====== INPUT RECORDS

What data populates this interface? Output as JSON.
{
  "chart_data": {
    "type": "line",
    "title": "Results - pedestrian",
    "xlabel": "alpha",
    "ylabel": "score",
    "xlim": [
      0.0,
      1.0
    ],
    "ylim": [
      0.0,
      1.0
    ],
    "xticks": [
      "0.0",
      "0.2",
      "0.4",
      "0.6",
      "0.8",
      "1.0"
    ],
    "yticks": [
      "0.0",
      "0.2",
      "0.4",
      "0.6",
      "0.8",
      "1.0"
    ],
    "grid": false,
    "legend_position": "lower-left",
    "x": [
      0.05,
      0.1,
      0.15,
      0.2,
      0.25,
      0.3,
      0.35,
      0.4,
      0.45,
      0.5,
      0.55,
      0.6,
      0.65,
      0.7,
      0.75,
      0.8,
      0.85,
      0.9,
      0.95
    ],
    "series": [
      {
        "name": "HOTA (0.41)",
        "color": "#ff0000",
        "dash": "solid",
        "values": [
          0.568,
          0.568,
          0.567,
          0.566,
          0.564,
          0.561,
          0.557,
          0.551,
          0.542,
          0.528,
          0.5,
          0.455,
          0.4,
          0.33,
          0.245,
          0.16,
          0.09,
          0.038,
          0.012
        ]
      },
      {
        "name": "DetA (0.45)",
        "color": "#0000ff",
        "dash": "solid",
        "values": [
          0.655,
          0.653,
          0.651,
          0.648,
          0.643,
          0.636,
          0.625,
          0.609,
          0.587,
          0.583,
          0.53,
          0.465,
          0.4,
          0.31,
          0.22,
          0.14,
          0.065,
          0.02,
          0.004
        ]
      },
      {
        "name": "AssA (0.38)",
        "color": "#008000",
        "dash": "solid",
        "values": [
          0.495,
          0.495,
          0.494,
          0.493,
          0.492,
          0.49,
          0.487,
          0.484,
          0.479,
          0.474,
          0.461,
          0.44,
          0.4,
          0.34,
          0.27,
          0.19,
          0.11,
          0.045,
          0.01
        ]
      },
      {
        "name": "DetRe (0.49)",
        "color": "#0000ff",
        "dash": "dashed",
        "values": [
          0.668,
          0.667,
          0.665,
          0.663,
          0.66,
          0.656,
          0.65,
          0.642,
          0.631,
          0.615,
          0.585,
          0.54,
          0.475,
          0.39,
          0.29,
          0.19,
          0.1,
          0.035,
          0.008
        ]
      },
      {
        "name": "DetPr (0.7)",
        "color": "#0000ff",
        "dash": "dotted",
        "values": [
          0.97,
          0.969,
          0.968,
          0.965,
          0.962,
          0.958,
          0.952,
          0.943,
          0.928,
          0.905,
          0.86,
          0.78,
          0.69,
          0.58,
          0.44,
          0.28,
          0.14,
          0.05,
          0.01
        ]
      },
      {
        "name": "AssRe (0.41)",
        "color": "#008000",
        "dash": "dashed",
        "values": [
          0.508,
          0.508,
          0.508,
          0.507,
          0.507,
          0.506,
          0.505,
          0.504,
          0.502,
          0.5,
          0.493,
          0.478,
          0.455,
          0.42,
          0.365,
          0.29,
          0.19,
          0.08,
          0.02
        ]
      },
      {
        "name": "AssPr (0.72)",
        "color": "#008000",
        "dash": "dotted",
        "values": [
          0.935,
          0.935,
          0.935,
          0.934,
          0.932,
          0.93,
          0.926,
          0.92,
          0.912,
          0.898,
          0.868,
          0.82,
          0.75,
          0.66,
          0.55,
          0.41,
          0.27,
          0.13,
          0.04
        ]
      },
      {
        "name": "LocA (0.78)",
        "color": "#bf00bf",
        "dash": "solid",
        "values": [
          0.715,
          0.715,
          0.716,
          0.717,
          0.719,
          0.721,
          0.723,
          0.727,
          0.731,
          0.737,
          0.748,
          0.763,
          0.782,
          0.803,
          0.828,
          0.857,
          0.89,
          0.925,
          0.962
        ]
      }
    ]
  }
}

============

- **WHAT YOU NEED TO DO**: Lines containing the string "name" are to be selected and copied.

- **EXERCISE OUTPUT**:
        "name": "HOTA (0.41)",
        "name": "DetA (0.45)",
        "name": "AssA (0.38)",
        "name": "DetRe (0.49)",
        "name": "DetPr (0.7)",
        "name": "AssRe (0.41)",
        "name": "AssPr (0.72)",
        "name": "LocA (0.78)",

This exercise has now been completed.